• **PROBLEM**
Below is a block of records. Copy every line in it that contains the word "Joseph".

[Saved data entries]

######

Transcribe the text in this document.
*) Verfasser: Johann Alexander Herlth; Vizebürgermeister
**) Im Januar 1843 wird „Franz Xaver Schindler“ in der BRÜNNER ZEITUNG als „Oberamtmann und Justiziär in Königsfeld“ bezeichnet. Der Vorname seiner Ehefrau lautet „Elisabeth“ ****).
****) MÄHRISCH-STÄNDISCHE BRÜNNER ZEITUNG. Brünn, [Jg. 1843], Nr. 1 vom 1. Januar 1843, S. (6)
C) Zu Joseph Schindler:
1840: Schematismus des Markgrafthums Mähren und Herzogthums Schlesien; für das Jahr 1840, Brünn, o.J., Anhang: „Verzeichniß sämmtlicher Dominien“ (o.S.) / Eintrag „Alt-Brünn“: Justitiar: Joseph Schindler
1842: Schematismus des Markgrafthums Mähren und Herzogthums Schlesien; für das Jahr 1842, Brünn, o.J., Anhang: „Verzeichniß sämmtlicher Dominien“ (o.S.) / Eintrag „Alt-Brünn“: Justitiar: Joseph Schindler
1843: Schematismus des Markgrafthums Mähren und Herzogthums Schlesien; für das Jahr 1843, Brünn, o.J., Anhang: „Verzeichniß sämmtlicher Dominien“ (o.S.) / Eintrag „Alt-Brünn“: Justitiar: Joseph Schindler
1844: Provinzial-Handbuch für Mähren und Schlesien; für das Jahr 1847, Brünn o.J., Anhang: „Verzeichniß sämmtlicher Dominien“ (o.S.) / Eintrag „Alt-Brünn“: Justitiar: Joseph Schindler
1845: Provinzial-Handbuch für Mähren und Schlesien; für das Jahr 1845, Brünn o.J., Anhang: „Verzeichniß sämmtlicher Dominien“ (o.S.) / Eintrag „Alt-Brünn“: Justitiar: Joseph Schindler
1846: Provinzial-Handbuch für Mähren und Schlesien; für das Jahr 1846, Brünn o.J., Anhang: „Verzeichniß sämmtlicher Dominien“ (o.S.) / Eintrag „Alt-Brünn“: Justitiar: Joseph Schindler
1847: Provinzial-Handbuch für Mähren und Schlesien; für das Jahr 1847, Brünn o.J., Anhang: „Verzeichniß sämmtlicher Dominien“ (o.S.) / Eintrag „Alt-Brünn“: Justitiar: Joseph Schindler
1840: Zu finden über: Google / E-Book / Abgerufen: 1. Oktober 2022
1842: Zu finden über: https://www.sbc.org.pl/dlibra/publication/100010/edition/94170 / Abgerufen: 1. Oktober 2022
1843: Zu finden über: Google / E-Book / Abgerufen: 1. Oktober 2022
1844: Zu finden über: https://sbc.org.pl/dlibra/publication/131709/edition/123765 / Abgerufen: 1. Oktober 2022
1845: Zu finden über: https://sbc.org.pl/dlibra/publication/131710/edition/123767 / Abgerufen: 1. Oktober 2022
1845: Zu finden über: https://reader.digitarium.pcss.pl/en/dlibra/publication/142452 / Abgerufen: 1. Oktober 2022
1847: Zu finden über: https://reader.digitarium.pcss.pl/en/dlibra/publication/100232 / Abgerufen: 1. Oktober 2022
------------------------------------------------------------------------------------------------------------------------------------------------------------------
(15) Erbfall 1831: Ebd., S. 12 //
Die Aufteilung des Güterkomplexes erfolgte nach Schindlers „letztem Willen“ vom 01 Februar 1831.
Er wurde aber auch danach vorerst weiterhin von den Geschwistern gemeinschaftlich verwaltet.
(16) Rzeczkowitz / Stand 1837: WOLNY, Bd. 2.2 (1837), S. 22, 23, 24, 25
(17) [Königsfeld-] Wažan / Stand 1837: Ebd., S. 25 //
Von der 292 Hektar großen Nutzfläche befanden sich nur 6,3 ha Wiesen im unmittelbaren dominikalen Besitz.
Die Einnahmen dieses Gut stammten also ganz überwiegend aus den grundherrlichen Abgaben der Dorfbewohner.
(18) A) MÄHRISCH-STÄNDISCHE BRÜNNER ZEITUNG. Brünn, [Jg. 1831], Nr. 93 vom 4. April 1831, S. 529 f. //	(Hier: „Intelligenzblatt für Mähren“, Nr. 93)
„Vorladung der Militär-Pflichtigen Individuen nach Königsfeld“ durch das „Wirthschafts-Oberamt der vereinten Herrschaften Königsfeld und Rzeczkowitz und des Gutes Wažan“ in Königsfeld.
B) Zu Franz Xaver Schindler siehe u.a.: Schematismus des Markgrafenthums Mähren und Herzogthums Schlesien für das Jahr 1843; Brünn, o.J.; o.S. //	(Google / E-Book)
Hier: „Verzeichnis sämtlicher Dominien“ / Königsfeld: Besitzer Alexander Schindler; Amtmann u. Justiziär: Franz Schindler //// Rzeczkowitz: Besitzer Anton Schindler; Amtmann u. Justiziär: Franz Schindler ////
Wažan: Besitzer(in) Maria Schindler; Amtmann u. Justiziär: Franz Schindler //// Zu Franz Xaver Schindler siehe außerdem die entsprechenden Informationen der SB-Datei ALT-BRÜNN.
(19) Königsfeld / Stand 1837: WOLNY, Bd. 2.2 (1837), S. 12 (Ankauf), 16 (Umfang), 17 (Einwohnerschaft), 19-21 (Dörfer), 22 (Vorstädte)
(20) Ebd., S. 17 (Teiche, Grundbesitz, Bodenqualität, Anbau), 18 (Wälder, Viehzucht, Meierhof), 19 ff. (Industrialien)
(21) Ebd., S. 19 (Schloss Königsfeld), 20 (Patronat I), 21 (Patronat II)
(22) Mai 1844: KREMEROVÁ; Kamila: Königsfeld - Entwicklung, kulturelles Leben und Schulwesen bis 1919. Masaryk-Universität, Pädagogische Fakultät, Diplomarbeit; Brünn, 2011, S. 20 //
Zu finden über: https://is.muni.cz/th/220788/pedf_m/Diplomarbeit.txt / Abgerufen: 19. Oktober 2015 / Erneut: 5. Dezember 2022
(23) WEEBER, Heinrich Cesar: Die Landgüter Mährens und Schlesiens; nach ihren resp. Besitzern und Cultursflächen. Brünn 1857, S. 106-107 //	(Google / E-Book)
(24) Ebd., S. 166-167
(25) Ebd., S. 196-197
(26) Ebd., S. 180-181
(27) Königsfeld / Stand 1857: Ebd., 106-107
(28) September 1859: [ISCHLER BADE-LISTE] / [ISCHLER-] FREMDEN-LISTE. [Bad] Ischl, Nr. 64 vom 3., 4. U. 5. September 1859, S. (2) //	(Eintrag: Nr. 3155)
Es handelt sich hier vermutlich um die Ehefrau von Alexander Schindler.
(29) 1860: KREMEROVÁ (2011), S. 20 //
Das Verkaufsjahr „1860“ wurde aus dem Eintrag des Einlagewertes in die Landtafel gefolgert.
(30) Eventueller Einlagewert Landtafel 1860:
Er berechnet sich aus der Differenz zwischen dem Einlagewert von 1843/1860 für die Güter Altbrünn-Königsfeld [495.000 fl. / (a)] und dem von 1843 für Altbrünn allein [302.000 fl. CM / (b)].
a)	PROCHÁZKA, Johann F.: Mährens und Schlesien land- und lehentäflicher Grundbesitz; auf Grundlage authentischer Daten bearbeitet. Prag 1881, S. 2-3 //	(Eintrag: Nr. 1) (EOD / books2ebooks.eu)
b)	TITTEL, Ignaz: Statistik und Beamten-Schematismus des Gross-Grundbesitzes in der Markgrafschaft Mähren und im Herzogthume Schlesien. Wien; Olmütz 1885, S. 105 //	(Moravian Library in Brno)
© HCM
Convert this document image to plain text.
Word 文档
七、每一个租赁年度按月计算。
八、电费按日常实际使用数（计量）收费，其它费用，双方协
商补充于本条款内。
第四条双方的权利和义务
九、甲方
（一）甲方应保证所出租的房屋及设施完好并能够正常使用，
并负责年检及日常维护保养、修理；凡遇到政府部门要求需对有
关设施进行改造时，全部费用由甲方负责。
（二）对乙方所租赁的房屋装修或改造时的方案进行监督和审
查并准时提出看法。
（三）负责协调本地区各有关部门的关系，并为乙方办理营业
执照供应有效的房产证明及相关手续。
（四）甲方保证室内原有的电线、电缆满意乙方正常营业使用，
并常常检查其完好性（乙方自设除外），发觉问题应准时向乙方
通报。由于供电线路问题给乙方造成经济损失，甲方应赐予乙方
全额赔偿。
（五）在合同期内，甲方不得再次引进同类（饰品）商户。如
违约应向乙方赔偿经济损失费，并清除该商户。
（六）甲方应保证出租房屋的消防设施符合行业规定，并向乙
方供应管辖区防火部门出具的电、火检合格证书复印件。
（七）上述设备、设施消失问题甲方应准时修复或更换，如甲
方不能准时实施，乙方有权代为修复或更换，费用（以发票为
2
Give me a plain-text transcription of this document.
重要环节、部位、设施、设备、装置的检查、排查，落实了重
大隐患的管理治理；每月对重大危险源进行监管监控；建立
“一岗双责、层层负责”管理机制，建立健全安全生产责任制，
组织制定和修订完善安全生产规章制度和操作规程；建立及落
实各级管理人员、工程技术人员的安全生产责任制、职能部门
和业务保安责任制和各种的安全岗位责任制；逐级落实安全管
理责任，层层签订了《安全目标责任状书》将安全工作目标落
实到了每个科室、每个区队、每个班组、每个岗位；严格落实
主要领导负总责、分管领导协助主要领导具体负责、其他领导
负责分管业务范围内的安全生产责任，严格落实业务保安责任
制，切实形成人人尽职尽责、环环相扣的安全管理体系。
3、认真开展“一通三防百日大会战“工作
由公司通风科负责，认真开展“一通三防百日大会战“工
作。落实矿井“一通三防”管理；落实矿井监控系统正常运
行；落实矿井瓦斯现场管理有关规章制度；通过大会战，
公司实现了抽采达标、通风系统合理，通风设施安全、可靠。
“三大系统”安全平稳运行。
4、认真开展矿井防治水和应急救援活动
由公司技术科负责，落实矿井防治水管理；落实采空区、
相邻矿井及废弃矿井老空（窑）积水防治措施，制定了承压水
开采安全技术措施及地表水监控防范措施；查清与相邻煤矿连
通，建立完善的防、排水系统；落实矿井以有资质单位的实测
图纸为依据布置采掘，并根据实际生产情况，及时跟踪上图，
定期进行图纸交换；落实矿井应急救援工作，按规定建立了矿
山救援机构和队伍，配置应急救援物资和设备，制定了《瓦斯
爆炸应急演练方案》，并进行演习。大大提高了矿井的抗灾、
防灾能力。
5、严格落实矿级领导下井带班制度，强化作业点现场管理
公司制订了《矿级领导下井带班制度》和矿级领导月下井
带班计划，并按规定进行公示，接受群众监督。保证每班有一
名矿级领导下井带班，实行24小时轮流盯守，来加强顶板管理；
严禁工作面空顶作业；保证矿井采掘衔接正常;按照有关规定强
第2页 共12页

######

• **ANSWER TO THIS PROBLEM**
C) Zu Joseph Schindler:
1840: Schematismus des Markgrafthums Mähren und Herzogthums Schlesien; für das Jahr 1840, Brünn, o.J., Anhang: „Verzeichniß sämmtlicher Dominien“ (o.S.) / Eintrag „Alt-Brünn“: Justitiar: Joseph Schindler
1842: Schematismus des Markgrafthums Mähren und Herzogthums Schlesien; für das Jahr 1842, Brünn, o.J., Anhang: „Verzeichniß sämmtlicher Dominien“ (o.S.) / Eintrag „Alt-Brünn“: Justitiar: Joseph Schindler
1843: Schematismus des Markgrafthums Mähren und Herzogthums Schlesien; für das Jahr 1843, Brünn, o.J., Anhang: „Verzeichniß sämmtlicher Dominien“ (o.S.) / Eintrag „Alt-Brünn“: Justitiar: Joseph Schindler
1844: Provinzial-Handbuch für Mähren und Schlesien; für das Jahr 1847, Brünn o.J., Anhang: „Verzeichniß sämmtlicher Dominien“ (o.S.) / Eintrag „Alt-Brünn“: Justitiar: Joseph Schindler
1845: Provinzial-Handbuch für Mähren und Schlesien; für das Jahr 1845, Brünn o.J., Anhang: „Verzeichniß sämmtlicher Dominien“ (o.S.) / Eintrag „Alt-Brünn“: Justitiar: Joseph Schindler
1846: Provinzial-Handbuch für Mähren und Schlesien; für das Jahr 1846, Brünn o.J., Anhang: „Verzeichniß sämmtlicher Dominien“ (o.S.) / Eintrag „Alt-Brünn“: Justitiar: Joseph Schindler
1847: Provinzial-Handbuch für Mähren und Schlesien; für das Jahr 1847, Brünn o.J., Anhang: „Verzeichniß sämmtlicher Dominien“ (o.S.) / Eintrag „Alt-Brünn“: Justitiar: Joseph Schindler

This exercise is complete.